#### Exercise input

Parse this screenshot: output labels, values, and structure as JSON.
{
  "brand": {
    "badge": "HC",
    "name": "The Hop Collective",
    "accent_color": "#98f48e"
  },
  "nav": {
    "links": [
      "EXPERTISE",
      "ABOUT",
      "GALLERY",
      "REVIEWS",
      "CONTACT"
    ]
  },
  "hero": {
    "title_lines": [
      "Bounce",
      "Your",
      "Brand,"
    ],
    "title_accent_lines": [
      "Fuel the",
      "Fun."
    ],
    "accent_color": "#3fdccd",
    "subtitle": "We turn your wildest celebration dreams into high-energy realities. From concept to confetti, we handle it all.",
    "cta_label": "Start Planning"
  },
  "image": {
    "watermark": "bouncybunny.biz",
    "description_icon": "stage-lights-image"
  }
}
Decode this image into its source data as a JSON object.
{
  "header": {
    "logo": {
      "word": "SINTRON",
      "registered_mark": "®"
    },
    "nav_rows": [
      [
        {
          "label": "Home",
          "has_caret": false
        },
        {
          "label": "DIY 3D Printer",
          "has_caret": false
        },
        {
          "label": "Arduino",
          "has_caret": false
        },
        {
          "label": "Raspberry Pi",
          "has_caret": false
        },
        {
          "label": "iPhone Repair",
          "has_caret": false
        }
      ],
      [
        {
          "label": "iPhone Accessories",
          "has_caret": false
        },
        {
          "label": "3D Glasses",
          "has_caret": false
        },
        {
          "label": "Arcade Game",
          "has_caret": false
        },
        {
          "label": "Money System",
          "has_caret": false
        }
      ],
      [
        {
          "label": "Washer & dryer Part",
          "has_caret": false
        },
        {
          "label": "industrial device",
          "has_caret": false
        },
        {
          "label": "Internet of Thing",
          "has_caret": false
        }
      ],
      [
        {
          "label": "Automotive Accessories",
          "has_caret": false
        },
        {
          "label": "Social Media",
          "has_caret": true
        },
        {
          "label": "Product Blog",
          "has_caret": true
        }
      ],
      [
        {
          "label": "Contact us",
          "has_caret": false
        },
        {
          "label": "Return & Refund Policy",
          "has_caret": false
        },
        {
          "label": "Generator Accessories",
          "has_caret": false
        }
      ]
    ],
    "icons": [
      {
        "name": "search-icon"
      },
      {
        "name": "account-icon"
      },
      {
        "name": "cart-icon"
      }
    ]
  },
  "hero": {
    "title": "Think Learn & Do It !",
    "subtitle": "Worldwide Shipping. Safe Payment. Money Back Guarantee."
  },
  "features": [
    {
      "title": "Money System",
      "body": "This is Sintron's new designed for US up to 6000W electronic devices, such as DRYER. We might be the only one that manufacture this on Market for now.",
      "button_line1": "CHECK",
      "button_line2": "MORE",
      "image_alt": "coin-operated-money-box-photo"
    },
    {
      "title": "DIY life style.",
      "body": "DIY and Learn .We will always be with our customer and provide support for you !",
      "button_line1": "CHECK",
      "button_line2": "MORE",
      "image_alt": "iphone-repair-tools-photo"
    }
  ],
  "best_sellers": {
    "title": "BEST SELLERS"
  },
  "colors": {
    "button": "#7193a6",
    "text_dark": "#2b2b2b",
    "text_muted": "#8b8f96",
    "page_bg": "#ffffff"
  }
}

########

Requirement
Each record above should be repeated exactly as it appears.

Reply to the task
Parse this screenshot: output labels, values, and structure as JSON.
{
  "brand": {
    "badge": "HC",
    "name": "The Hop Collective",
    "accent_color": "#98f48e"
  },
  "nav": {
    "links": [
      "EXPERTISE",
      "ABOUT",
      "GALLERY",
      "REVIEWS",
      "CONTACT"
    ]
  },
  "hero": {
    "title_lines": [
      "Bounce",
      "Your",
      "Brand,"
    ],
    "title_accent_lines": [
      "Fuel the",
      "Fun."
    ],
    "accent_color": "#3fdccd",
    "subtitle": "We turn your wildest celebration dreams into high-energy realities. From concept to confetti, we handle it all.",
    "cta_label": "Start Planning"
  },
  "image": {
    "watermark": "bouncybunny.biz",
    "description_icon": "stage-lights-image"
  }
}
Decode this image into its source data as a JSON object.
{
  "header": {
    "logo": {
      "word": "SINTRON",
      "registered_mark": "®"
    },
    "nav_rows": [
      [
        {
          "label": "Home",
          "has_caret": false
        },
        {
          "label": "DIY 3D Printer",
          "has_caret": false
        },
        {
          "label": "Arduino",
          "has_caret": false
        },
        {
          "label": "Raspberry Pi",
          "has_caret": false
        },
        {
          "label": "iPhone Repair",
          "has_caret": false
        }
      ],
      [
        {
          "label": "iPhone Accessories",
          "has_caret": false
        },
        {
          "label": "3D Glasses",
          "has_caret": false
        },
        {
          "label": "Arcade Game",
          "has_caret": false
        },
        {
          "label": "Money System",
          "has_caret": false
        }
      ],
      [
        {
          "label": "Washer & dryer Part",
          "has_caret": false
        },
        {
          "label": "industrial device",
          "has_caret": false
        },
        {
          "label": "Internet of Thing",
          "has_caret": false
        }
      ],
      [
        {
          "label": "Automotive Accessories",
          "has_caret": false
        },
        {
          "label": "Social Media",
          "has_caret": true
        },
        {
          "label": "Product Blog",
          "has_caret": true
        }
      ],
      [
        {
          "label": "Contact us",
          "has_caret": false
        },
        {
          "label": "Return & Refund Policy",
          "has_caret": false
        },
        {
          "label": "Generator Accessories",
          "has_caret": false
        }
      ]
    ],
    "icons": [
      {
        "name": "search-icon"
      },
      {
        "name": "account-icon"
      },
      {
        "name": "cart-icon"
      }
    ]
  },
  "hero": {
    "title": "Think Learn & Do It !",
    "subtitle": "Worldwide Shipping. Safe Payment. Money Back Guarantee."
  },
  "features": [
    {
      "title": "Money System",
      "body": "This is Sintron's new designed for US up to 6000W electronic devices, such as DRYER. We might be the only one that manufacture this on Market for now.",
      "button_line1": "CHECK",
      "button_line2": "MORE",
      "image_alt": "coin-operated-money-box-photo"
    },
    {
      "title": "DIY life style.",
      "body": "DIY and Learn .We will always be with our customer and provide support for you !",
      "button_line1": "CHECK",
      "button_line2": "MORE",
      "image_alt": "iphone-repair-tools-photo"
    }
  ],
  "best_sellers": {
    "title": "BEST SELLERS"
  },
  "colors": {
    "button": "#7193a6",
    "text_dark": "#2b2b2b",
    "text_muted": "#8b8f96",
    "page_bg": "#ffffff"
  }
}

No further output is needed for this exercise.